**WRITTEN EXERCISE:** Retype the material word for word.

** Start of SUPPLIED DATA **

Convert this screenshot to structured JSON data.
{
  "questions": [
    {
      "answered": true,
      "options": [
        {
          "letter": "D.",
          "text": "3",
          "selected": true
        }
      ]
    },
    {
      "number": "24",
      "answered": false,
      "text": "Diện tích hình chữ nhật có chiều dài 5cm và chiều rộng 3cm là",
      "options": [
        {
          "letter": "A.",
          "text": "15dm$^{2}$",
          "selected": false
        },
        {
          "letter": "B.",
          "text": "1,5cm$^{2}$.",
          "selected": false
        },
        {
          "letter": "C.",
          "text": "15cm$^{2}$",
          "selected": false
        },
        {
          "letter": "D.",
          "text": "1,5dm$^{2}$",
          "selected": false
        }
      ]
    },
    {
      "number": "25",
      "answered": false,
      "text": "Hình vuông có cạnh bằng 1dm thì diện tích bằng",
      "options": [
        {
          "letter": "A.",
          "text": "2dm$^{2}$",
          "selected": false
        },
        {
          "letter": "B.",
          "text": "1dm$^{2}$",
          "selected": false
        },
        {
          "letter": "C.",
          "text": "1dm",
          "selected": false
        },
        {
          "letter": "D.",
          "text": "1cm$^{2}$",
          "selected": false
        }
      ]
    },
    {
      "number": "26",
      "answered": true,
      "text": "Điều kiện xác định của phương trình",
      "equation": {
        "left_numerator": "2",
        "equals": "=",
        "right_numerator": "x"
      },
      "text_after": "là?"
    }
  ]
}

** End of SUPPLIED DATA **

**COMPLETE RESPONSE:**
Convert this screenshot to structured JSON data.
{
  "questions": [
    {
      "answered": true,
      "options": [
        {
          "letter": "D.",
          "text": "3",
          "selected": true
        }
      ]
    },
    {
      "number": "24",
      "answered": false,
      "text": "Diện tích hình chữ nhật có chiều dài 5cm và chiều rộng 3cm là",
      "options": [
        {
          "letter": "A.",
          "text": "15dm$^{2}$",
          "selected": false
        },
        {
          "letter": "B.",
          "text": "1,5cm$^{2}$.",
          "selected": false
        },
        {
          "letter": "C.",
          "text": "15cm$^{2}$",
          "selected": false
        },
        {
          "letter": "D.",
          "text": "1,5dm$^{2}$",
          "selected": false
        }
      ]
    },
    {
      "number": "25",
      "answered": false,
      "text": "Hình vuông có cạnh bằng 1dm thì diện tích bằng",
      "options": [
        {
          "letter": "A.",
          "text": "2dm$^{2}$",
          "selected": false
        },
        {
          "letter": "B.",
          "text": "1dm$^{2}$",
          "selected": false
        },
        {
          "letter": "C.",
          "text": "1dm",
          "selected": false
        },
        {
          "letter": "D.",
          "text": "1cm$^{2}$",
          "selected": false
        }
      ]
    },
    {
      "number": "26",
      "answered": true,
      "text": "Điều kiện xác định của phương trình",
      "equation": {
        "left_numerator": "2",
        "equals": "=",
        "right_numerator": "x"
      },
      "text_after": "là?"
    }
  ]
}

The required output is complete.